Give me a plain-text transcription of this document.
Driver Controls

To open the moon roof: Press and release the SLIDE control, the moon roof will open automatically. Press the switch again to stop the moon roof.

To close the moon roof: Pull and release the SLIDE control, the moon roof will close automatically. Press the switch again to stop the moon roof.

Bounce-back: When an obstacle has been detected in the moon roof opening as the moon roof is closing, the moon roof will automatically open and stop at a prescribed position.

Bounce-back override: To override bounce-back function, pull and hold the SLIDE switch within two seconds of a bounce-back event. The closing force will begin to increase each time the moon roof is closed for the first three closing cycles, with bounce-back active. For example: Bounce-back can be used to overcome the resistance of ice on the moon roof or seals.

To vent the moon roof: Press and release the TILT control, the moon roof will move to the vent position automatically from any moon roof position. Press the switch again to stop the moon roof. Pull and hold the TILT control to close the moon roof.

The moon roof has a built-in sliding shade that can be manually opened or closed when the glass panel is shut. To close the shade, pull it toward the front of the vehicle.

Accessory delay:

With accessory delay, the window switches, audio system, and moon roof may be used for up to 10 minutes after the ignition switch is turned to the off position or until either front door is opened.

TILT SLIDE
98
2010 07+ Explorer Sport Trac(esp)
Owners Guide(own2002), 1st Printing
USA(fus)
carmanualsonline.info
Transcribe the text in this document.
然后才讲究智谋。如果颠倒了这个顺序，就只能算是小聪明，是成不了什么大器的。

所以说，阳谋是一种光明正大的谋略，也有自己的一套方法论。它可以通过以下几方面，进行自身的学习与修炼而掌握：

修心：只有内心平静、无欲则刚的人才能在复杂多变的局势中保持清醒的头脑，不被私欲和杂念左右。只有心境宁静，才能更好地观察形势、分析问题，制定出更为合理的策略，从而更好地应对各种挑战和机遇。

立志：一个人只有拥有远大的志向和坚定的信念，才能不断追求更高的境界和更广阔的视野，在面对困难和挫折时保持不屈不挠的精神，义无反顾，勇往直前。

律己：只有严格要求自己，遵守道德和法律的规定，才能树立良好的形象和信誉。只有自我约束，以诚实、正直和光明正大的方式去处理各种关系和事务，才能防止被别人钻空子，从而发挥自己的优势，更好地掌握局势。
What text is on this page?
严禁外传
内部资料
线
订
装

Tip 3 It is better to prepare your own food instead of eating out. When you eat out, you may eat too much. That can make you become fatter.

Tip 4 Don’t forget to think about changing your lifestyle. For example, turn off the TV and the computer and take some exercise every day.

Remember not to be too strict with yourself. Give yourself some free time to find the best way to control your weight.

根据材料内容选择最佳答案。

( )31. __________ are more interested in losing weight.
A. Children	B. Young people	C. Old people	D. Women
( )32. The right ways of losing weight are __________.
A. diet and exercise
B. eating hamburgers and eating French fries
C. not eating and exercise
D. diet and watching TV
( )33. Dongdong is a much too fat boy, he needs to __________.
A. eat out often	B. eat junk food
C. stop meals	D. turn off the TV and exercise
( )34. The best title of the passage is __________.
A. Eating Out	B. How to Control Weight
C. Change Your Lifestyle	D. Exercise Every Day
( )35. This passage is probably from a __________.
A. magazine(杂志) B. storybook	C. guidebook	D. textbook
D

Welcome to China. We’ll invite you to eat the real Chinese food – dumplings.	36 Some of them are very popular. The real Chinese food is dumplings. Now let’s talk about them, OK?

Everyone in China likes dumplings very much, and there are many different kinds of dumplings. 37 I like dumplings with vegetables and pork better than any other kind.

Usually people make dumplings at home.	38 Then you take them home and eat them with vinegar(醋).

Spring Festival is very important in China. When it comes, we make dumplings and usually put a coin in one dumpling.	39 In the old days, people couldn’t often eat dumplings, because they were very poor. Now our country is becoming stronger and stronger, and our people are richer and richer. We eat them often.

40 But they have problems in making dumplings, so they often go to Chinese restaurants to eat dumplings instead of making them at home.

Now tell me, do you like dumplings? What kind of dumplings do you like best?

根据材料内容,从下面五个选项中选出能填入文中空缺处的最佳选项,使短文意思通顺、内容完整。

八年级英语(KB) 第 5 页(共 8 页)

## REQUIREMENTS
Transcribe every line of the data, exactly as it stands.

## OUTPUT
Give me a plain-text transcription of this document.
Driver Controls

To open the moon roof: Press and release the SLIDE control, the moon roof will open automatically. Press the switch again to stop the moon roof.

To close the moon roof: Pull and release the SLIDE control, the moon roof will close automatically. Press the switch again to stop the moon roof.

Bounce-back: When an obstacle has been detected in the moon roof opening as the moon roof is closing, the moon roof will automatically open and stop at a prescribed position.

Bounce-back override: To override bounce-back function, pull and hold the SLIDE switch within two seconds of a bounce-back event. The closing force will begin to increase each time the moon roof is closed for the first three closing cycles, with bounce-back active. For example: Bounce-back can be used to overcome the resistance of ice on the moon roof or seals.

To vent the moon roof: Press and release the TILT control, the moon roof will move to the vent position automatically from any moon roof position. Press the switch again to stop the moon roof. Pull and hold the TILT control to close the moon roof.

The moon roof has a built-in sliding shade that can be manually opened or closed when the glass panel is shut. To close the shade, pull it toward the front of the vehicle.

Accessory delay:

With accessory delay, the window switches, audio system, and moon roof may be used for up to 10 minutes after the ignition switch is turned to the off position or until either front door is opened.

TILT SLIDE
98
2010 07+ Explorer Sport Trac(esp)
Owners Guide(own2002), 1st Printing
USA(fus)
carmanualsonline.info
Transcribe the text in this document.
然后才讲究智谋。如果颠倒了这个顺序，就只能算是小聪明，是成不了什么大器的。

所以说，阳谋是一种光明正大的谋略，也有自己的一套方法论。它可以通过以下几方面，进行自身的学习与修炼而掌握：

修心：只有内心平静、无欲则刚的人才能在复杂多变的局势中保持清醒的头脑，不被私欲和杂念左右。只有心境宁静，才能更好地观察形势、分析问题，制定出更为合理的策略，从而更好地应对各种挑战和机遇。

立志：一个人只有拥有远大的志向和坚定的信念，才能不断追求更高的境界和更广阔的视野，在面对困难和挫折时保持不屈不挠的精神，义无反顾，勇往直前。

律己：只有严格要求自己，遵守道德和法律的规定，才能树立良好的形象和信誉。只有自我约束，以诚实、正直和光明正大的方式去处理各种关系和事务，才能防止被别人钻空子，从而发挥自己的优势，更好地掌握局势。
What text is on this page?
严禁外传
内部资料
线
订
装

Tip 3 It is better to prepare your own food instead of eating out. When you eat out, you may eat too much. That can make you become fatter.

Tip 4 Don’t forget to think about changing your lifestyle. For example, turn off the TV and the computer and take some exercise every day.

Remember not to be too strict with yourself. Give yourself some free time to find the best way to control your weight.

根据材料内容选择最佳答案。

( )31. __________ are more interested in losing weight.
A. Children	B. Young people	C. Old people	D. Women
( )32. The right ways of losing weight are __________.
A. diet and exercise
B. eating hamburgers and eating French fries
C. not eating and exercise
D. diet and watching TV
( )33. Dongdong is a much too fat boy, he needs to __________.
A. eat out often	B. eat junk food
C. stop meals	D. turn off the TV and exercise
( )34. The best title of the passage is __________.
A. Eating Out	B. How to Control Weight
C. Change Your Lifestyle	D. Exercise Every Day
( )35. This passage is probably from a __________.
A. magazine(杂志) B. storybook	C. guidebook	D. textbook
D

Welcome to China. We’ll invite you to eat the real Chinese food – dumplings.	36 Some of them are very popular. The real Chinese food is dumplings. Now let’s talk about them, OK?

Everyone in China likes dumplings very much, and there are many different kinds of dumplings. 37 I like dumplings with vegetables and pork better than any other kind.

Usually people make dumplings at home.	38 Then you take them home and eat them with vinegar(醋).

Spring Festival is very important in China. When it comes, we make dumplings and usually put a coin in one dumpling.	39 In the old days, people couldn’t often eat dumplings, because they were very poor. Now our country is becoming stronger and stronger, and our people are richer and richer. We eat them often.

40 But they have problems in making dumplings, so they often go to Chinese restaurants to eat dumplings instead of making them at home.

Now tell me, do you like dumplings? What kind of dumplings do you like best?

根据材料内容,从下面五个选项中选出能填入文中空缺处的最佳选项,使短文意思通顺、内容完整。

八年级英语(KB) 第 5 页(共 8 页)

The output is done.